THE PROBLEM:
Work through the material below and count the lines holding the word "Hashtags"; give that count and nothing more.

EXERCISE INPUTS:
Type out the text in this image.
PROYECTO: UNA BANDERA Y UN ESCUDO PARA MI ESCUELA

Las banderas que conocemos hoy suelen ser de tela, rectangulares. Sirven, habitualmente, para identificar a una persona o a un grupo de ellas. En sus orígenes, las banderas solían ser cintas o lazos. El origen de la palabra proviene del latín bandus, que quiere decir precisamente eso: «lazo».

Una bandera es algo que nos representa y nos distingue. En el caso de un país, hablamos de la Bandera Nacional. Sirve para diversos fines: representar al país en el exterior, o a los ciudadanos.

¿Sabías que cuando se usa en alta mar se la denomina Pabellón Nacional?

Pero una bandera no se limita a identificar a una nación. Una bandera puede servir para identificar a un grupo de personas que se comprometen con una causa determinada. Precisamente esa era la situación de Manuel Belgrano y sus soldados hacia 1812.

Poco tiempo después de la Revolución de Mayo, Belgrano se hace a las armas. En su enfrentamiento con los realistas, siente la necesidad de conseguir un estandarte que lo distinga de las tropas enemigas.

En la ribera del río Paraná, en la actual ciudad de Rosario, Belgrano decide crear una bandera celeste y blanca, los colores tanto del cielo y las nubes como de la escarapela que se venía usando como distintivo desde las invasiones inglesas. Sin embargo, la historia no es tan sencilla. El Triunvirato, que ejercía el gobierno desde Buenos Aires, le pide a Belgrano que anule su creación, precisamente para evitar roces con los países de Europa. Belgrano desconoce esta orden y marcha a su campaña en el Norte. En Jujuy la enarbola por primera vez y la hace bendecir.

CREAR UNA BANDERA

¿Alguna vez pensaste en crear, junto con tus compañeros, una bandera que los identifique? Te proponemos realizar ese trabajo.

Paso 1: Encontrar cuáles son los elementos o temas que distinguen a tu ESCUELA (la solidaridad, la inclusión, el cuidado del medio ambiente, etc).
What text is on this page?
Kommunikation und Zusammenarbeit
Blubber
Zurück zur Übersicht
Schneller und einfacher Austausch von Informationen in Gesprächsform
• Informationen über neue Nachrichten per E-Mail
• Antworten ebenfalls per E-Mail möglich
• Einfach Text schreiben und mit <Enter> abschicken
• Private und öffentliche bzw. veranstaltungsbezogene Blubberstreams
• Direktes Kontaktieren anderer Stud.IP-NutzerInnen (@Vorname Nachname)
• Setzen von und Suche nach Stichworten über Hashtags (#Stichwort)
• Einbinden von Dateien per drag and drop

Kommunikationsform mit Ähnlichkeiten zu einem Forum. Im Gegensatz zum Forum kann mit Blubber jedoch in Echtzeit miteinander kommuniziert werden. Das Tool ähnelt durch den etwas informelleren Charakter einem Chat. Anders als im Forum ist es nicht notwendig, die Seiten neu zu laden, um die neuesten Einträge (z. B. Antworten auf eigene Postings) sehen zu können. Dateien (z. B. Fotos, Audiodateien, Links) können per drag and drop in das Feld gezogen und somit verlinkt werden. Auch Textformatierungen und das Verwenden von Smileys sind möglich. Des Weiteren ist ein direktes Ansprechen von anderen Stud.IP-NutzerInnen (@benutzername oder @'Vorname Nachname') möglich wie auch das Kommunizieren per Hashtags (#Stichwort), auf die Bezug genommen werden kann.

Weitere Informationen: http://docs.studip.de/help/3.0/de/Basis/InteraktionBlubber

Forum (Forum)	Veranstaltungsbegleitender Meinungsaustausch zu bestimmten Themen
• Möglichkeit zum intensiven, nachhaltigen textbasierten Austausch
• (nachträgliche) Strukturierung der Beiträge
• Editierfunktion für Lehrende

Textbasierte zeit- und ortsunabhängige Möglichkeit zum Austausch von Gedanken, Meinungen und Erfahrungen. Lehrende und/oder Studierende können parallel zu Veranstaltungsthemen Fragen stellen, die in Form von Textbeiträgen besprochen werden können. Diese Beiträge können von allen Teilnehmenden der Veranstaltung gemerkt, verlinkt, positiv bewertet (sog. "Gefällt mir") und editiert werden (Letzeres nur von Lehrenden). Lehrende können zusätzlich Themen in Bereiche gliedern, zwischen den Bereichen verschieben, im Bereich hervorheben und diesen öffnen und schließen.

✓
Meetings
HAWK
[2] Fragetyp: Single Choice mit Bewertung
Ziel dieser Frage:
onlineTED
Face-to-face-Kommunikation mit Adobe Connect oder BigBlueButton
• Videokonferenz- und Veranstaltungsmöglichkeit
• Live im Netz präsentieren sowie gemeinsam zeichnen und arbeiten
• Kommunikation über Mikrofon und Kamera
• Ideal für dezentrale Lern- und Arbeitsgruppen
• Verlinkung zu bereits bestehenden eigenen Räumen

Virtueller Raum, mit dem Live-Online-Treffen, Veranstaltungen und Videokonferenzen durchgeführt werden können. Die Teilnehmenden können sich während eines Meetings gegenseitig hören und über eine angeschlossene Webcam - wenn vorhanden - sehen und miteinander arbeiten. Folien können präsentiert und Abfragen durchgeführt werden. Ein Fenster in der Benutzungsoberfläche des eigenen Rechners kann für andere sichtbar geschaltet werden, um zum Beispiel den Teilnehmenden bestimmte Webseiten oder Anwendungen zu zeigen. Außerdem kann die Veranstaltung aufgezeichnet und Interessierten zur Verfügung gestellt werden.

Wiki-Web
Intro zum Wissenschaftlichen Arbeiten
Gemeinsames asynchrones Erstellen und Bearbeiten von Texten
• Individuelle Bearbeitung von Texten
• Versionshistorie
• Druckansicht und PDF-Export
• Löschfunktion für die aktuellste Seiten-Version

PROBLEM SOLUTION:
2